* [Your goal]: Images are excluded; otherwise, output every record exactly.

* [Data rows]:
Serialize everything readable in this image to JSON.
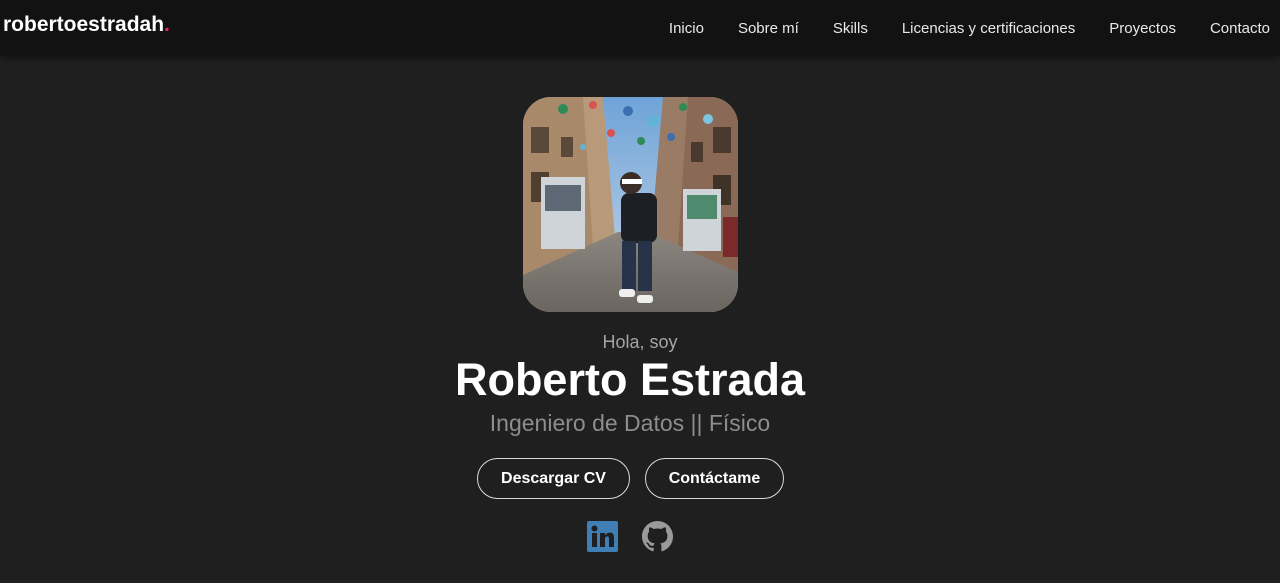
{
  "header": {
    "logo_text": "robertoestradah",
    "logo_dot": ".",
    "nav": [
      {
        "label": "Inicio"
      },
      {
        "label": "Sobre mí"
      },
      {
        "label": "Skills"
      },
      {
        "label": "Licencias y certificaciones"
      },
      {
        "label": "Proyectos"
      },
      {
        "label": "Contacto"
      }
    ]
  },
  "hero": {
    "greeting": "Hola, soy",
    "name": "Roberto Estrada",
    "role": "Ingeniero de Datos || Físico",
    "buttons": {
      "cv": "Descargar CV",
      "contact": "Contáctame"
    },
    "social": [
      {
        "icon": "linkedin-icon"
      },
      {
        "icon": "github-icon"
      }
    ]
  },
  "colors": {
    "background": "#1f1f1f",
    "topbar": "#121212",
    "accent_dot": "#e0245e",
    "linkedin": "#3f7fb5",
    "github": "#9a9a9a"
  }
}
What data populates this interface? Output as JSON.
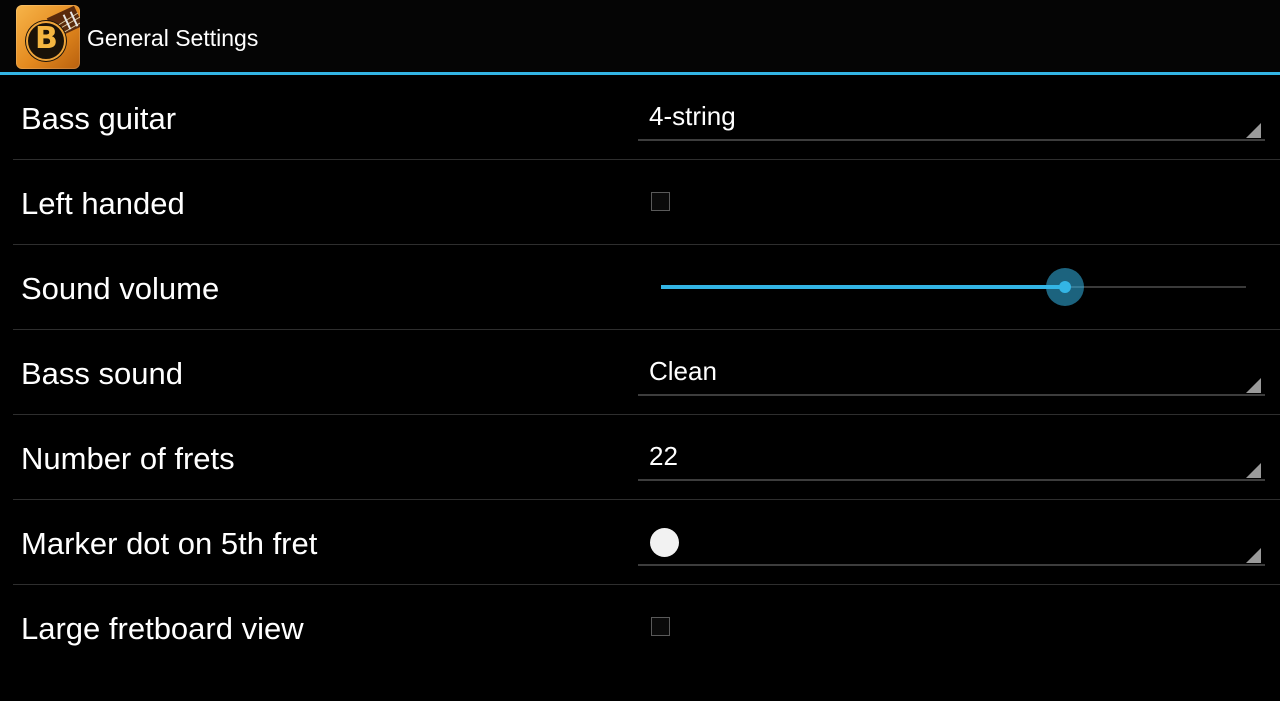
{
  "actionbar": {
    "title": "General Settings",
    "icon": "bass-guitar-app-icon",
    "icon_letter": "B"
  },
  "colors": {
    "accent": "#33b5e5",
    "background": "#000000",
    "text": "#ffffff"
  },
  "settings": {
    "bass_guitar": {
      "label": "Bass guitar",
      "value": "4-string"
    },
    "left_handed": {
      "label": "Left handed",
      "checked": false
    },
    "sound_volume": {
      "label": "Sound volume",
      "level": 0.69
    },
    "bass_sound": {
      "label": "Bass sound",
      "value": "Clean"
    },
    "number_of_frets": {
      "label": "Number of frets",
      "value": "22"
    },
    "marker_dot": {
      "label": "Marker dot on 5th fret",
      "value_icon": "white-dot"
    },
    "large_fretboard": {
      "label": "Large fretboard view",
      "checked": false
    }
  }
}
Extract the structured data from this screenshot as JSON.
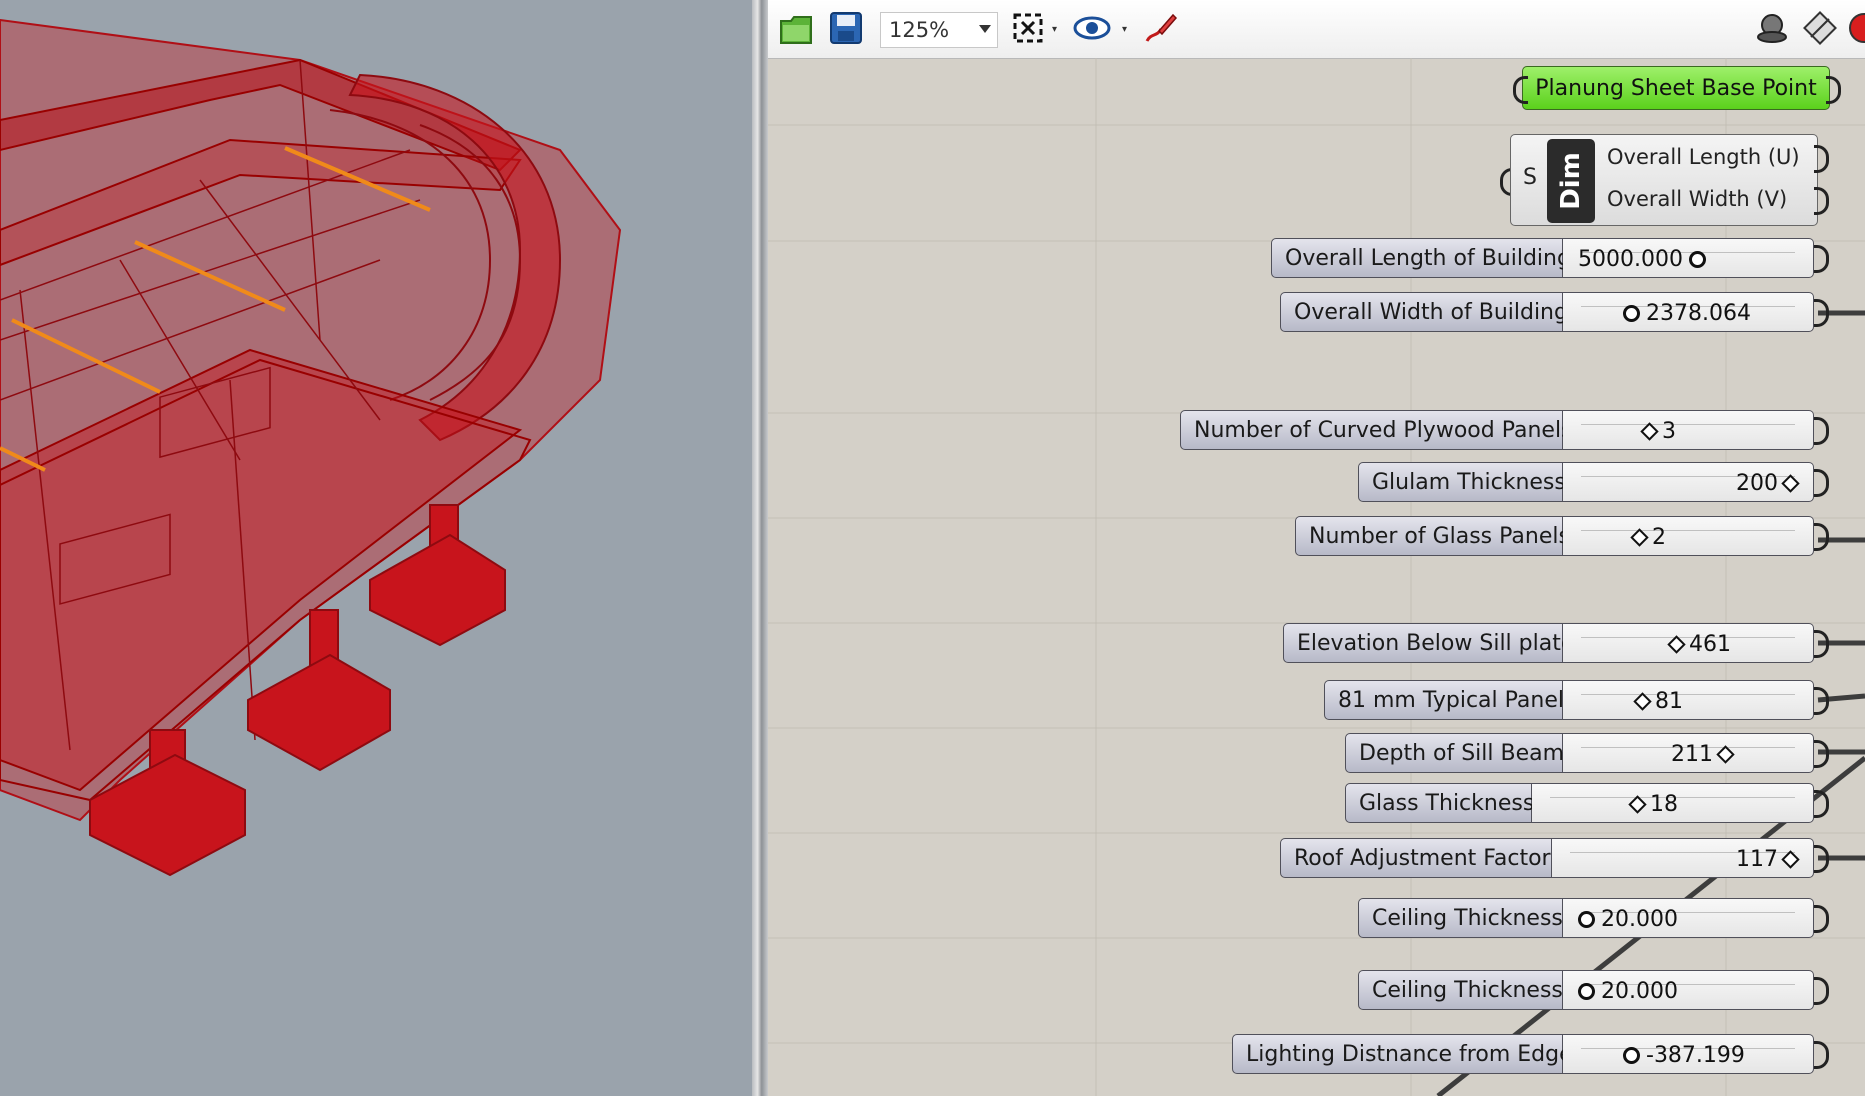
{
  "toolbar": {
    "zoom_value": "125%",
    "icons": [
      "open-file-icon",
      "save-icon",
      "zoom-extents-icon",
      "preview-eye-icon",
      "sketch-pen-icon",
      "shaded-preview-icon",
      "wireframe-icon",
      "record-icon"
    ]
  },
  "canvas": {
    "base_point_label": "Planung Sheet Base Point",
    "dim_component": {
      "input_label": "S",
      "tag": "Dim",
      "outputs": [
        "Overall Length (U)",
        "Overall Width (V)"
      ]
    },
    "sliders": [
      {
        "label": "Overall Length of Building",
        "value": "5000.000"
      },
      {
        "label": "Overall Width of Building",
        "value": "2378.064"
      },
      {
        "label": "Number of Curved Plywood Panels",
        "value": "3"
      },
      {
        "label": "Glulam Thickness",
        "value": "200"
      },
      {
        "label": "Number of Glass Panels",
        "value": "2"
      },
      {
        "label": "Elevation Below Sill plate",
        "value": "461"
      },
      {
        "label": "81 mm Typical Panel",
        "value": "81"
      },
      {
        "label": "Depth of Sill Beam",
        "value": "211"
      },
      {
        "label": "Glass Thickness",
        "value": "18"
      },
      {
        "label": "Roof Adjustment Factor",
        "value": "117"
      },
      {
        "label": "Ceiling Thickness",
        "value": "20.000"
      },
      {
        "label": "Ceiling Thickness",
        "value": "20.000"
      },
      {
        "label": "Lighting Distnance from Edge",
        "value": "-387.199"
      }
    ]
  },
  "colors": {
    "model_red": "#c8141c",
    "viewport_bg": "#9aa3ac",
    "canvas_bg": "#d4d0c8",
    "base_point_green": "#6bd82a"
  }
}
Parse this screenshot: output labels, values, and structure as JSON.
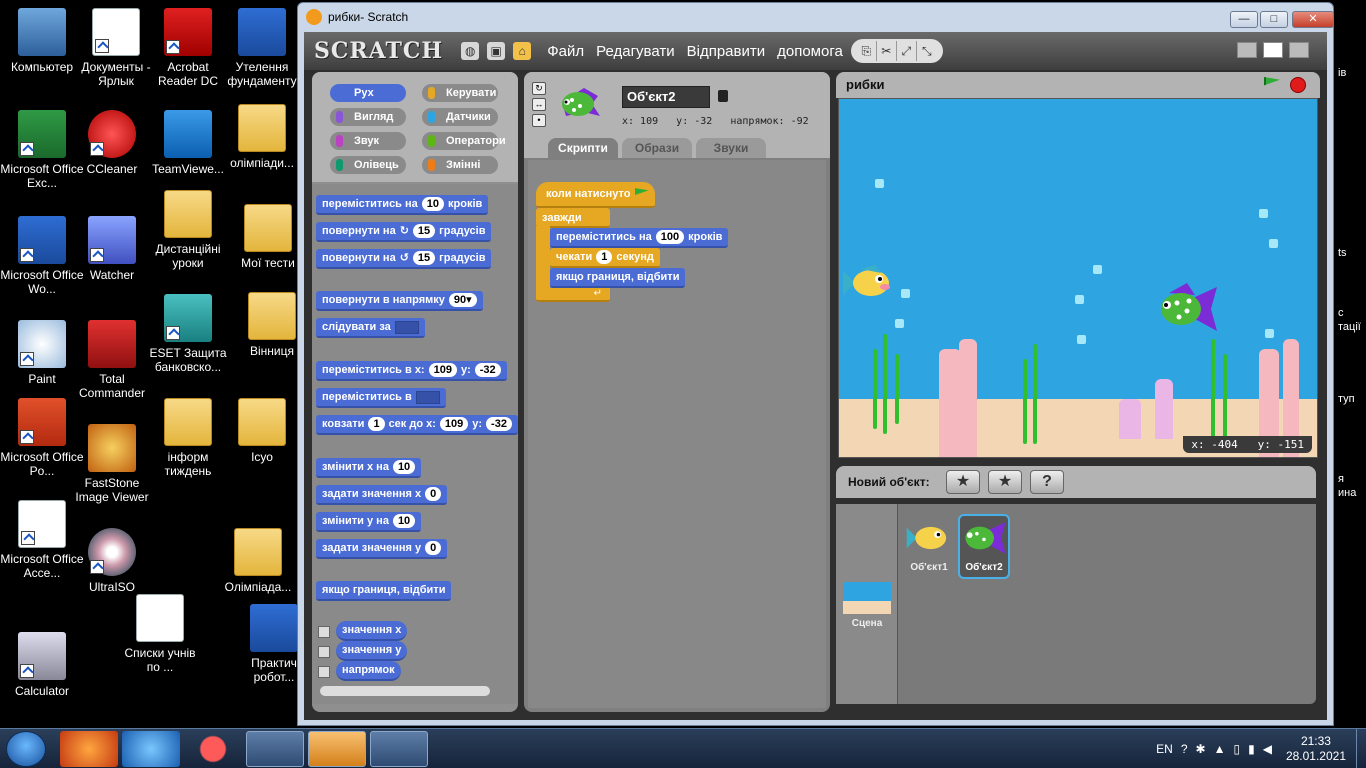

* [Task solution]:
Serialize everything readable in this image to JSON.
{
  "header": {
    "logo_text": "robertoestradah",
    "logo_dot": ".",
    "nav": [
      {
        "label": "Inicio"
      },
      {
        "label": "Sobre mí"
      },
      {
        "label": "Skills"
      },
      {
        "label": "Licencias y certificaciones"
      },
      {
        "label": "Proyectos"
      },
      {
        "label": "Contacto"
      }
    ]
  },
  "hero": {
    "greeting": "Hola, soy",
    "name": "Roberto Estrada",
    "role": "Ingeniero de Datos || Físico",
    "buttons": {
      "cv": "Descargar CV",
      "contact": "Contáctame"
    },
    "social": [
      {
        "icon": "linkedin-icon"
      },
      {
        "icon": "github-icon"
      }
    ]
  },
  "colors": {
    "background": "#1f1f1f",
    "topbar": "#121212",
    "accent_dot": "#e0245e",
    "linkedin": "#3f7fb5",
    "github": "#9a9a9a"
  }
}
What data populates this interface? Output as JSON.
{
  "actionbar": {
    "title": "General Settings",
    "icon": "bass-guitar-app-icon",
    "icon_letter": "B"
  },
  "colors": {
    "accent": "#33b5e5",
    "background": "#000000",
    "text": "#ffffff"
  },
  "settings": {
    "bass_guitar": {
      "label": "Bass guitar",
      "value": "4-string"
    },
    "left_handed": {
      "label": "Left handed",
      "checked": false
    },
    "sound_volume": {
      "label": "Sound volume",
      "level": 0.69
    },
    "bass_sound": {
      "label": "Bass sound",
      "value": "Clean"
    },
    "number_of_frets": {
      "label": "Number of frets",
      "value": "22"
    },
    "marker_dot": {
      "label": "Marker dot on 5th fret",
      "value_icon": "white-dot"
    },
    "large_fretboard": {
      "label": "Large fretboard view",
      "checked": false
    }
  }
}
Extract the structured data from this screenshot as JSON.
{
  "toolbar": {
    "zoom_value": "125%",
    "icons": [
      "open-file-icon",
      "save-icon",
      "zoom-extents-icon",
      "preview-eye-icon",
      "sketch-pen-icon",
      "shaded-preview-icon",
      "wireframe-icon",
      "record-icon"
    ]
  },
  "canvas": {
    "base_point_label": "Planung Sheet Base Point",
    "dim_component": {
      "input_label": "S",
      "tag": "Dim",
      "outputs": [
        "Overall Length (U)",
        "Overall Width (V)"
      ]
    },
    "sliders": [
      {
        "label": "Overall Length of Building",
        "value": "5000.000"
      },
      {
        "label": "Overall Width of Building",
        "value": "2378.064"
      },
      {
        "label": "Number of Curved Plywood Panels",
        "value": "3"
      },
      {
        "label": "Glulam Thickness",
        "value": "200"
      },
      {
        "label": "Number of Glass Panels",
        "value": "2"
      },
      {
        "label": "Elevation Below Sill plate",
        "value": "461"
      },
      {
        "label": "81 mm Typical Panel",
        "value": "81"
      },
      {
        "label": "Depth of Sill Beam",
        "value": "211"
      },
      {
        "label": "Glass Thickness",
        "value": "18"
      },
      {
        "label": "Roof Adjustment Factor",
        "value": "117"
      },
      {
        "label": "Ceiling Thickness",
        "value": "20.000"
      },
      {
        "label": "Ceiling Thickness",
        "value": "20.000"
      },
      {
        "label": "Lighting Distnance from Edge",
        "value": "-387.199"
      }
    ]
  },
  "colors": {
    "model_red": "#c8141c",
    "viewport_bg": "#9aa3ac",
    "canvas_bg": "#d4d0c8",
    "base_point_green": "#6bd82a"
  }
}
Parse this screenshot: output labels, values, and structure as JSON.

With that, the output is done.